### TASK TO COMPLETE
Count, in the entries below, the lines in which "садоводство" occurs. Give the number, nothing more.

### MATERIAL FOR THIS EXERCISE
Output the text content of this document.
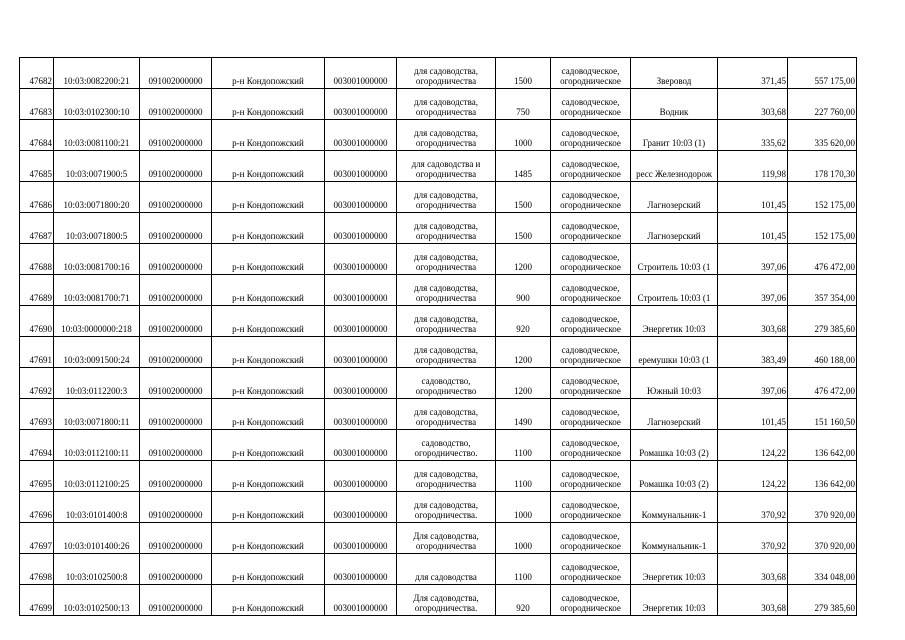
47682	10:03:0082200:21	091002000000	р-н Кондопожский	003001000000	для садоводства,
огородничества	1500	садоводческое,
огородническое	Зверовод	371,45	557 175,00
47683	10:03:0102300:10	091002000000	р-н Кондопожский	003001000000	для садоводства,
огородничества	750	садоводческое,
огородническое	Водник	303,68	227 760,00
47684	10:03:0081100:21	091002000000	р-н Кондопожский	003001000000	для садоводства,
огородничества	1000	садоводческое,
огородническое	Гранит 10:03 (1)	335,62	335 620,00
47685	10:03:0071900:5	091002000000	р-н Кондопожский	003001000000	для садоводства и
огородничества	1485	садоводческое,
огородническое	ресс Железнодорож	119,98	178 170,30
47686	10:03:0071800:20	091002000000	р-н Кондопожский	003001000000	для садоводства,
огородничества	1500	садоводческое,
огородническое	Лагнозерский	101,45	152 175,00
47687	10:03:0071800:5	091002000000	р-н Кондопожский	003001000000	для садоводства,
огородничества	1500	садоводческое,
огородническое	Лагнозерский	101,45	152 175,00
47688	10:03:0081700:16	091002000000	р-н Кондопожский	003001000000	для садоводства,
огородничества	1200	садоводческое,
огородническое	Строитель 10:03 (1	397,06	476 472,00
47689	10:03:0081700:71	091002000000	р-н Кондопожский	003001000000	для садоводства,
огородничества	900	садоводческое,
огородническое	Строитель 10:03 (1	397,06	357 354,00
47690	10:03:0000000:218	091002000000	р-н Кондопожский	003001000000	для садоводства,
огородничества	920	садоводческое,
огородническое	Энергетик 10:03	303,68	279 385,60
47691	10:03:0091500:24	091002000000	р-н Кондопожский	003001000000	для садоводства,
огородничества	1200	садоводческое,
огородническое	еремушки 10:03 (1	383,49	460 188,00
47692	10:03:0112200:3	091002000000	р-н Кондопожский	003001000000	садоводство,
огородничество	1200	садоводческое,
огородническое	Южный 10:03	397,06	476 472,00
47693	10:03:0071800:11	091002000000	р-н Кондопожский	003001000000	для садоводства,
огородничества	1490	садоводческое,
огородническое	Лагнозерский	101,45	151 160,50
47694	10:03:0112100:11	091002000000	р-н Кондопожский	003001000000	садоводство,
огородничество.	1100	садоводческое,
огородническое	Ромашка 10:03 (2)	124,22	136 642,00
47695	10:03:0112100:25	091002000000	р-н Кондопожский	003001000000	для садоводства,
огородничества	1100	садоводческое,
огородническое	Ромашка 10:03 (2)	124,22	136 642,00
47696	10:03:0101400:8	091002000000	р-н Кондопожский	003001000000	для садоводства,
огородничества.	1000	садоводческое,
огородническое	Коммунальник-1	370,92	370 920,00
47697	10:03:0101400:26	091002000000	р-н Кондопожский	003001000000	Для садоводства,
огородничества	1000	садоводческое,
огородническое	Коммунальник-1	370,92	370 920,00
47698	10:03:0102500:8	091002000000	р-н Кондопожский	003001000000	для садоводства	1100	садоводческое,
огородническое	Энергетик 10:03	303,68	334 048,00
47699	10:03:0102500:13	091002000000	р-н Кондопожский	003001000000	Для садоводства,
огородничества.	920	садоводческое,
огородническое	Энергетик 10:03	303,68	279 385,60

### TASK RESULT
2